___ INPUT MATERIAL ___

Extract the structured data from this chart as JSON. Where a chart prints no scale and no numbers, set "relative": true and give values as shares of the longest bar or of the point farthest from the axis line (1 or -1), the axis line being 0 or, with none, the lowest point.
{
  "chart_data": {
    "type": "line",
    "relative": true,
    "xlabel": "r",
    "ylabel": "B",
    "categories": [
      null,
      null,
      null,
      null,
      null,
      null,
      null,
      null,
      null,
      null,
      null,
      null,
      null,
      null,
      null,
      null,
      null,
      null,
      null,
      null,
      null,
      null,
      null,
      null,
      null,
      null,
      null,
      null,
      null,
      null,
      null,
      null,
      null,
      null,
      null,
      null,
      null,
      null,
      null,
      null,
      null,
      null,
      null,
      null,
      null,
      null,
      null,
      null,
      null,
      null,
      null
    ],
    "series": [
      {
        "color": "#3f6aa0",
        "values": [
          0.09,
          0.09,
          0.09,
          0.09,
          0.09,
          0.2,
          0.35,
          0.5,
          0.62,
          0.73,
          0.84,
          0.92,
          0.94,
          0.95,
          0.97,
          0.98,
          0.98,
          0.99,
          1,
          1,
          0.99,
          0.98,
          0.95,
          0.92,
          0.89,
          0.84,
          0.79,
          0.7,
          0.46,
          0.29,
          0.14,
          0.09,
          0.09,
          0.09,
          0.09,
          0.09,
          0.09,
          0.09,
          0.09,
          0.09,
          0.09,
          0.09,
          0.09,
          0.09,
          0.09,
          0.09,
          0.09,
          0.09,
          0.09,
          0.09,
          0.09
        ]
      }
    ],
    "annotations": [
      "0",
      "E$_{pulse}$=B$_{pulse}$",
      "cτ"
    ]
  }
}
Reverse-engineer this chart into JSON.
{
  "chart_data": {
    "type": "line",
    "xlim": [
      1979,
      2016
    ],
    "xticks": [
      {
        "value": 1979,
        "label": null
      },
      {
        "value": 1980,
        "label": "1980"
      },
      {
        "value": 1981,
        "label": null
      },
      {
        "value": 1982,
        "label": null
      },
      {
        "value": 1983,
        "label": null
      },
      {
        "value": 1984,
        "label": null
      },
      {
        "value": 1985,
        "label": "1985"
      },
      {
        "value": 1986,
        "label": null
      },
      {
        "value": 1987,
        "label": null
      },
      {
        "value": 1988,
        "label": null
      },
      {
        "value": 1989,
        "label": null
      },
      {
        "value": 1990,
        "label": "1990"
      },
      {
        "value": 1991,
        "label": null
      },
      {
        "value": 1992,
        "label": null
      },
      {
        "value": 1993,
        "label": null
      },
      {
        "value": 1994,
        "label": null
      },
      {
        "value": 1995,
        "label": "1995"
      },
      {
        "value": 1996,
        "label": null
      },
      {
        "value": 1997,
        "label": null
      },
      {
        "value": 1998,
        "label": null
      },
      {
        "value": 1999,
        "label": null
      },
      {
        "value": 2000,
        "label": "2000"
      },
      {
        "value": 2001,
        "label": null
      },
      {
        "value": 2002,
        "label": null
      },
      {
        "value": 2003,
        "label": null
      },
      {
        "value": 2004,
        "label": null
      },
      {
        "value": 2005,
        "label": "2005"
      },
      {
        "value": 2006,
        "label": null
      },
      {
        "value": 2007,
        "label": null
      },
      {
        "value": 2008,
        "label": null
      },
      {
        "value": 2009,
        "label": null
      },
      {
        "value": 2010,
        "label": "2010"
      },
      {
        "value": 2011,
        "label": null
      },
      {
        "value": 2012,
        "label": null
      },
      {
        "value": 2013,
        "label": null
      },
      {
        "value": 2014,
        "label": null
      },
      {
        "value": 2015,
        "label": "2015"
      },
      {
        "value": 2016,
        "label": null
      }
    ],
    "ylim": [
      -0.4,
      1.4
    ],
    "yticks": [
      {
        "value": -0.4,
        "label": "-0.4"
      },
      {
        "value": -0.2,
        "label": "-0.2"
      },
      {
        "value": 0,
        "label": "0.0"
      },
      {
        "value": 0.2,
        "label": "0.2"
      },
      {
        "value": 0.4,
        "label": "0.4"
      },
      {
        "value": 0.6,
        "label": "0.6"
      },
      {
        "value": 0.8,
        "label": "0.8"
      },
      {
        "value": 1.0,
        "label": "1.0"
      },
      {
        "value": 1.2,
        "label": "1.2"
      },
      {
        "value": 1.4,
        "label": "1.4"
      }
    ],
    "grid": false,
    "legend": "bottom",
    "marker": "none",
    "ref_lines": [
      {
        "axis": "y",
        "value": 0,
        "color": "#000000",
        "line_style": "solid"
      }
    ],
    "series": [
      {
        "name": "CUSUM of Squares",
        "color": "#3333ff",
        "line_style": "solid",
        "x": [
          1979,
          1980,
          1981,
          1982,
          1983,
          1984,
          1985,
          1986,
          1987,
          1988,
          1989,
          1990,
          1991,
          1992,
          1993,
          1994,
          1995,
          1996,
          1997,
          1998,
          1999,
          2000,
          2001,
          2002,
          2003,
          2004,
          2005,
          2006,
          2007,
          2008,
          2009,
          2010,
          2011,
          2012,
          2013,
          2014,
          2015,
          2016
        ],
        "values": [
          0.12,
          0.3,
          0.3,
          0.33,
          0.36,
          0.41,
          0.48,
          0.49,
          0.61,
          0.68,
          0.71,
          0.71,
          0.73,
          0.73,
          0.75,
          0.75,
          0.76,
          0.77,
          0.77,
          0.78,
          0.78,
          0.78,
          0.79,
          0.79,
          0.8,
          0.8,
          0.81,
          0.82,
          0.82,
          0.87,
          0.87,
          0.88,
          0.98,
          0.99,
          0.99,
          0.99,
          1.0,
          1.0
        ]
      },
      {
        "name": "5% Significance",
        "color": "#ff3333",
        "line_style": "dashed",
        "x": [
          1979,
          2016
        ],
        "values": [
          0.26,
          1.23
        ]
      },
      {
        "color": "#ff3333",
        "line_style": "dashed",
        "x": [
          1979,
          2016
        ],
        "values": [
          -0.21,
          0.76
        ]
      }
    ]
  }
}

___

> **YOUR OBJECTIVE**:
Write out each line of the data above again, exactly as given.

> **RIGHT ANSWER**:
Extract the structured data from this chart as JSON. Where a chart prints no scale and no numbers, set "relative": true and give values as shares of the longest bar or of the point farthest from the axis line (1 or -1), the axis line being 0 or, with none, the lowest point.
{
  "chart_data": {
    "type": "line",
    "relative": true,
    "xlabel": "r",
    "ylabel": "B",
    "categories": [
      null,
      null,
      null,
      null,
      null,
      null,
      null,
      null,
      null,
      null,
      null,
      null,
      null,
      null,
      null,
      null,
      null,
      null,
      null,
      null,
      null,
      null,
      null,
      null,
      null,
      null,
      null,
      null,
      null,
      null,
      null,
      null,
      null,
      null,
      null,
      null,
      null,
      null,
      null,
      null,
      null,
      null,
      null,
      null,
      null,
      null,
      null,
      null,
      null,
      null,
      null
    ],
    "series": [
      {
        "color": "#3f6aa0",
        "values": [
          0.09,
          0.09,
          0.09,
          0.09,
          0.09,
          0.2,
          0.35,
          0.5,
          0.62,
          0.73,
          0.84,
          0.92,
          0.94,
          0.95,
          0.97,
          0.98,
          0.98,
          0.99,
          1,
          1,
          0.99,
          0.98,
          0.95,
          0.92,
          0.89,
          0.84,
          0.79,
          0.7,
          0.46,
          0.29,
          0.14,
          0.09,
          0.09,
          0.09,
          0.09,
          0.09,
          0.09,
          0.09,
          0.09,
          0.09,
          0.09,
          0.09,
          0.09,
          0.09,
          0.09,
          0.09,
          0.09,
          0.09,
          0.09,
          0.09,
          0.09
        ]
      }
    ],
    "annotations": [
      "0",
      "E$_{pulse}$=B$_{pulse}$",
      "cτ"
    ]
  }
}
Reverse-engineer this chart into JSON.
{
  "chart_data": {
    "type": "line",
    "xlim": [
      1979,
      2016
    ],
    "xticks": [
      {
        "value": 1979,
        "label": null
      },
      {
        "value": 1980,
        "label": "1980"
      },
      {
        "value": 1981,
        "label": null
      },
      {
        "value": 1982,
        "label": null
      },
      {
        "value": 1983,
        "label": null
      },
      {
        "value": 1984,
        "label": null
      },
      {
        "value": 1985,
        "label": "1985"
      },
      {
        "value": 1986,
        "label": null
      },
      {
        "value": 1987,
        "label": null
      },
      {
        "value": 1988,
        "label": null
      },
      {
        "value": 1989,
        "label": null
      },
      {
        "value": 1990,
        "label": "1990"
      },
      {
        "value": 1991,
        "label": null
      },
      {
        "value": 1992,
        "label": null
      },
      {
        "value": 1993,
        "label": null
      },
      {
        "value": 1994,
        "label": null
      },
      {
        "value": 1995,
        "label": "1995"
      },
      {
        "value": 1996,
        "label": null
      },
      {
        "value": 1997,
        "label": null
      },
      {
        "value": 1998,
        "label": null
      },
      {
        "value": 1999,
        "label": null
      },
      {
        "value": 2000,
        "label": "2000"
      },
      {
        "value": 2001,
        "label": null
      },
      {
        "value": 2002,
        "label": null
      },
      {
        "value": 2003,
        "label": null
      },
      {
        "value": 2004,
        "label": null
      },
      {
        "value": 2005,
        "label": "2005"
      },
      {
        "value": 2006,
        "label": null
      },
      {
        "value": 2007,
        "label": null
      },
      {
        "value": 2008,
        "label": null
      },
      {
        "value": 2009,
        "label": null
      },
      {
        "value": 2010,
        "label": "2010"
      },
      {
        "value": 2011,
        "label": null
      },
      {
        "value": 2012,
        "label": null
      },
      {
        "value": 2013,
        "label": null
      },
      {
        "value": 2014,
        "label": null
      },
      {
        "value": 2015,
        "label": "2015"
      },
      {
        "value": 2016,
        "label": null
      }
    ],
    "ylim": [
      -0.4,
      1.4
    ],
    "yticks": [
      {
        "value": -0.4,
        "label": "-0.4"
      },
      {
        "value": -0.2,
        "label": "-0.2"
      },
      {
        "value": 0,
        "label": "0.0"
      },
      {
        "value": 0.2,
        "label": "0.2"
      },
      {
        "value": 0.4,
        "label": "0.4"
      },
      {
        "value": 0.6,
        "label": "0.6"
      },
      {
        "value": 0.8,
        "label": "0.8"
      },
      {
        "value": 1.0,
        "label": "1.0"
      },
      {
        "value": 1.2,
        "label": "1.2"
      },
      {
        "value": 1.4,
        "label": "1.4"
      }
    ],
    "grid": false,
    "legend": "bottom",
    "marker": "none",
    "ref_lines": [
      {
        "axis": "y",
        "value": 0,
        "color": "#000000",
        "line_style": "solid"
      }
    ],
    "series": [
      {
        "name": "CUSUM of Squares",
        "color": "#3333ff",
        "line_style": "solid",
        "x": [
          1979,
          1980,
          1981,
          1982,
          1983,
          1984,
          1985,
          1986,
          1987,
          1988,
          1989,
          1990,
          1991,
          1992,
          1993,
          1994,
          1995,
          1996,
          1997,
          1998,
          1999,
          2000,
          2001,
          2002,
          2003,
          2004,
          2005,
          2006,
          2007,
          2008,
          2009,
          2010,
          2011,
          2012,
          2013,
          2014,
          2015,
          2016
        ],
        "values": [
          0.12,
          0.3,
          0.3,
          0.33,
          0.36,
          0.41,
          0.48,
          0.49,
          0.61,
          0.68,
          0.71,
          0.71,
          0.73,
          0.73,
          0.75,
          0.75,
          0.76,
          0.77,
          0.77,
          0.78,
          0.78,
          0.78,
          0.79,
          0.79,
          0.8,
          0.8,
          0.81,
          0.82,
          0.82,
          0.87,
          0.87,
          0.88,
          0.98,
          0.99,
          0.99,
          0.99,
          1.0,
          1.0
        ]
      },
      {
        "name": "5% Significance",
        "color": "#ff3333",
        "line_style": "dashed",
        "x": [
          1979,
          2016
        ],
        "values": [
          0.26,
          1.23
        ]
      },
      {
        "color": "#ff3333",
        "line_style": "dashed",
        "x": [
          1979,
          2016
        ],
        "values": [
          -0.21,
          0.76
        ]
      }
    ]
  }
}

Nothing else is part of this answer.